------ Entries supplied
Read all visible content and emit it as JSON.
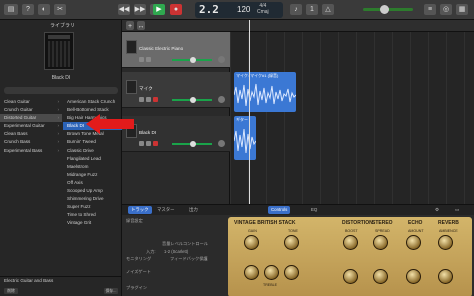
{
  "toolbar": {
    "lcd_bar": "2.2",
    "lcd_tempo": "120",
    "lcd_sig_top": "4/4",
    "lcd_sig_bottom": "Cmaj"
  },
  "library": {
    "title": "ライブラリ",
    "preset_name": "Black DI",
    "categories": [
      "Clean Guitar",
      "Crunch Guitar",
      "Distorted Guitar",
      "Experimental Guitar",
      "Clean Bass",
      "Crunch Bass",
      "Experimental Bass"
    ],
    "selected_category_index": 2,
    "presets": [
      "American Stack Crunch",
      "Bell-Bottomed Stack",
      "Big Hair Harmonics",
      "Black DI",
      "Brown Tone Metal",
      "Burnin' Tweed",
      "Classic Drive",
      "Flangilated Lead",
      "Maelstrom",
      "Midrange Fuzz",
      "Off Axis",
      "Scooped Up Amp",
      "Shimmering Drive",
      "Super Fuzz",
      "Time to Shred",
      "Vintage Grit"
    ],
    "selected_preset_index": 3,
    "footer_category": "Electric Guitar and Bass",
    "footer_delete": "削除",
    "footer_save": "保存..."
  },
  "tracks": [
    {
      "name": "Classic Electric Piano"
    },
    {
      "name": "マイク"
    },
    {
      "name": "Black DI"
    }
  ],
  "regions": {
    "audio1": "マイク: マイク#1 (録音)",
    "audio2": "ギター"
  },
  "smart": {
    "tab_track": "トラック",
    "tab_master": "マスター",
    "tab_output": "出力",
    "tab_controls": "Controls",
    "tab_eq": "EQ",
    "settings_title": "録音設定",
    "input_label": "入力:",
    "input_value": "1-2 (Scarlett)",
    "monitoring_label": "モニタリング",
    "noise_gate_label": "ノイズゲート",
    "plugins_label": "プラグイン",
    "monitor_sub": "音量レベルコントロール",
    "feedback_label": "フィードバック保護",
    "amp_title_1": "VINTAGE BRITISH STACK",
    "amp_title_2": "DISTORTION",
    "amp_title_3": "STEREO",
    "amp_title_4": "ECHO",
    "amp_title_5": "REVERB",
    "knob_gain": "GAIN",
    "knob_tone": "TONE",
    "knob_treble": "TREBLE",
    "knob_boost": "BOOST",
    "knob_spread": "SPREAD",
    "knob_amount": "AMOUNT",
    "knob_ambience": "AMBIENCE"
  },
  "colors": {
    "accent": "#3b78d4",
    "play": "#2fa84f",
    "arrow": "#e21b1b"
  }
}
------------
Copy every record above exactly, leaving out the pictures.

### Exercise response
Read all visible content and emit it as JSON.
{
  "toolbar": {
    "lcd_bar": "2.2",
    "lcd_tempo": "120",
    "lcd_sig_top": "4/4",
    "lcd_sig_bottom": "Cmaj"
  },
  "library": {
    "title": "ライブラリ",
    "preset_name": "Black DI",
    "categories": [
      "Clean Guitar",
      "Crunch Guitar",
      "Distorted Guitar",
      "Experimental Guitar",
      "Clean Bass",
      "Crunch Bass",
      "Experimental Bass"
    ],
    "selected_category_index": 2,
    "presets": [
      "American Stack Crunch",
      "Bell-Bottomed Stack",
      "Big Hair Harmonics",
      "Black DI",
      "Brown Tone Metal",
      "Burnin' Tweed",
      "Classic Drive",
      "Flangilated Lead",
      "Maelstrom",
      "Midrange Fuzz",
      "Off Axis",
      "Scooped Up Amp",
      "Shimmering Drive",
      "Super Fuzz",
      "Time to Shred",
      "Vintage Grit"
    ],
    "selected_preset_index": 3,
    "footer_category": "Electric Guitar and Bass",
    "footer_delete": "削除",
    "footer_save": "保存..."
  },
  "tracks": [
    {
      "name": "Classic Electric Piano"
    },
    {
      "name": "マイク"
    },
    {
      "name": "Black DI"
    }
  ],
  "regions": {
    "audio1": "マイク: マイク#1 (録音)",
    "audio2": "ギター"
  },
  "smart": {
    "tab_track": "トラック",
    "tab_master": "マスター",
    "tab_output": "出力",
    "tab_controls": "Controls",
    "tab_eq": "EQ",
    "settings_title": "録音設定",
    "input_label": "入力:",
    "input_value": "1-2 (Scarlett)",
    "monitoring_label": "モニタリング",
    "noise_gate_label": "ノイズゲート",
    "plugins_label": "プラグイン",
    "monitor_sub": "音量レベルコントロール",
    "feedback_label": "フィードバック保護",
    "amp_title_1": "VINTAGE BRITISH STACK",
    "amp_title_2": "DISTORTION",
    "amp_title_3": "STEREO",
    "amp_title_4": "ECHO",
    "amp_title_5": "REVERB",
    "knob_gain": "GAIN",
    "knob_tone": "TONE",
    "knob_treble": "TREBLE",
    "knob_boost": "BOOST",
    "knob_spread": "SPREAD",
    "knob_amount": "AMOUNT",
    "knob_ambience": "AMBIENCE"
  },
  "colors": {
    "accent": "#3b78d4",
    "play": "#2fa84f",
    "arrow": "#e21b1b"
  }
}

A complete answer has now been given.